### To be done
In the entries below, find the lines with the word "JSON" and copy them.

### Data records
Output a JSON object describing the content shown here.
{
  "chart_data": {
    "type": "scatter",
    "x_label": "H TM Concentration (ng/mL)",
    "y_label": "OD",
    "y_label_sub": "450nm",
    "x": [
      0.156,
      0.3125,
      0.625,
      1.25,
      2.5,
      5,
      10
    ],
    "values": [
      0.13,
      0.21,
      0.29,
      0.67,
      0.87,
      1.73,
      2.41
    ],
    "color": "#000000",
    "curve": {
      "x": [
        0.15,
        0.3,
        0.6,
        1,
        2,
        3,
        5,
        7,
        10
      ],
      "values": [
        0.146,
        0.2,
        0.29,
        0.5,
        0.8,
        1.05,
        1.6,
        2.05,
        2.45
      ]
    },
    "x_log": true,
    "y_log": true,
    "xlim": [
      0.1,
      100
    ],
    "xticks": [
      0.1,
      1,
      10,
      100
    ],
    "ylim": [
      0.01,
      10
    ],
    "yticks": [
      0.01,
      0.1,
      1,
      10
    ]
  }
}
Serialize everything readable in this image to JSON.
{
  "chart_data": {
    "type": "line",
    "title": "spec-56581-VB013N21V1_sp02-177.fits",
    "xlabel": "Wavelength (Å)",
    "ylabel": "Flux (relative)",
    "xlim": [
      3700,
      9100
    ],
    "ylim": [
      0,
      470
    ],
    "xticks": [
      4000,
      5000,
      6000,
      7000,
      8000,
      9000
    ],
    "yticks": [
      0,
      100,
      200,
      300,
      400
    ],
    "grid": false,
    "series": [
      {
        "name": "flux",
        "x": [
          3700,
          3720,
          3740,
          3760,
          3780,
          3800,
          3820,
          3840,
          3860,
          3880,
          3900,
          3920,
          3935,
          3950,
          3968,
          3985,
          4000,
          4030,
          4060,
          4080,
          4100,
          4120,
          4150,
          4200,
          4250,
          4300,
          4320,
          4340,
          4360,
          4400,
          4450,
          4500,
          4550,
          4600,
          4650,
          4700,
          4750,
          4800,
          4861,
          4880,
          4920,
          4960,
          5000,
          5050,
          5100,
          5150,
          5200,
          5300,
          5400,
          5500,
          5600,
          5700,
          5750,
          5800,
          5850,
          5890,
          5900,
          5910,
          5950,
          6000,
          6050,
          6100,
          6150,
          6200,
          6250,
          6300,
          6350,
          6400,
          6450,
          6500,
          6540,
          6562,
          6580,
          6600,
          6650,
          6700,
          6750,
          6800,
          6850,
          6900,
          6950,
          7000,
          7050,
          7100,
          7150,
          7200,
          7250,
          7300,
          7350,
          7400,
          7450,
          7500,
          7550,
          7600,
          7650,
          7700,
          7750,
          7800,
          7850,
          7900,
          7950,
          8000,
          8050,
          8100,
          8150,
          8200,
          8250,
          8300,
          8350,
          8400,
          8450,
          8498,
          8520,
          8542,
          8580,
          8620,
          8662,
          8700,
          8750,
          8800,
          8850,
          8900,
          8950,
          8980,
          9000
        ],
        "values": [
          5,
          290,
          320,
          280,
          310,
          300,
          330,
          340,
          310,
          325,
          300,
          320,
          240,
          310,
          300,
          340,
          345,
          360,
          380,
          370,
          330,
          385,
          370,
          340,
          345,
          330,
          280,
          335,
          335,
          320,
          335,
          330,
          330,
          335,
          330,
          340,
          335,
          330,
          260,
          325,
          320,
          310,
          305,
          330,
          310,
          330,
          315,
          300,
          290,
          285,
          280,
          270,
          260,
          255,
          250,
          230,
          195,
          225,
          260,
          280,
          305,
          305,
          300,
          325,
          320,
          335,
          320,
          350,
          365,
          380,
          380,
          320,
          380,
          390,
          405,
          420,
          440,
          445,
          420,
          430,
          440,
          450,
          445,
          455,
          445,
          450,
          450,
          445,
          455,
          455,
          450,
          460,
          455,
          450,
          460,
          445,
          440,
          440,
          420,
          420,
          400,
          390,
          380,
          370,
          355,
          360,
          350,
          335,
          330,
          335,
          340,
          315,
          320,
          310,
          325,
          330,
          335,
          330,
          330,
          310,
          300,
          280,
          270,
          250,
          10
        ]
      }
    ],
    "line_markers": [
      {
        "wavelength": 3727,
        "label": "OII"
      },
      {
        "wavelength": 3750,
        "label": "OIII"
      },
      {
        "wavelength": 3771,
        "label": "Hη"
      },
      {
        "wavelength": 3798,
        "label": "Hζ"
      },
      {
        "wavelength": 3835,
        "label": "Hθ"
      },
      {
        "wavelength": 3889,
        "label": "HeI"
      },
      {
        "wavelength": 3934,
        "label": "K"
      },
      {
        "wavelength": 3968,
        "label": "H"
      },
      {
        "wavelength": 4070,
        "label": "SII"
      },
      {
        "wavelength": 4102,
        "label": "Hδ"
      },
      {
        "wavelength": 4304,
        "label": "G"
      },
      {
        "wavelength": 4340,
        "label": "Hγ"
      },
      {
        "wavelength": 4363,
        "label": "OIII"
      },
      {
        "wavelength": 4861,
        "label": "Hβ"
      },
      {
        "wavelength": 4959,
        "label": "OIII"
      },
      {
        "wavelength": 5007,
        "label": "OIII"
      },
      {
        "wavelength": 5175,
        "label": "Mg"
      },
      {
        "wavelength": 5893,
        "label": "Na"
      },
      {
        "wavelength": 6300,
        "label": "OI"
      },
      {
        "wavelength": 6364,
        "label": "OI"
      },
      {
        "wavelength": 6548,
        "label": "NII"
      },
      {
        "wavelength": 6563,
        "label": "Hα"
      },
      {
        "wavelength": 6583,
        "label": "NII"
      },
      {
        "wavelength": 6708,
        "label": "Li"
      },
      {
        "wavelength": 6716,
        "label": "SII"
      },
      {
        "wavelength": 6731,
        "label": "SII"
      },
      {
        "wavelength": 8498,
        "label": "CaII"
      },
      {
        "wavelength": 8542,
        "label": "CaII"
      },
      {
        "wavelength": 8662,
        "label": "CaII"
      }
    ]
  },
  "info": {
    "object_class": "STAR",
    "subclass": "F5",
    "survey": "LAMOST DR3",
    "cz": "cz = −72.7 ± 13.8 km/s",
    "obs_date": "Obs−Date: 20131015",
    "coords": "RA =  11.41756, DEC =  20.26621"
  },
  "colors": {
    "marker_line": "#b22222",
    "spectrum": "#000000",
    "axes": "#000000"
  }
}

### Response
Output a JSON object describing the content shown here.
Serialize everything readable in this image to JSON.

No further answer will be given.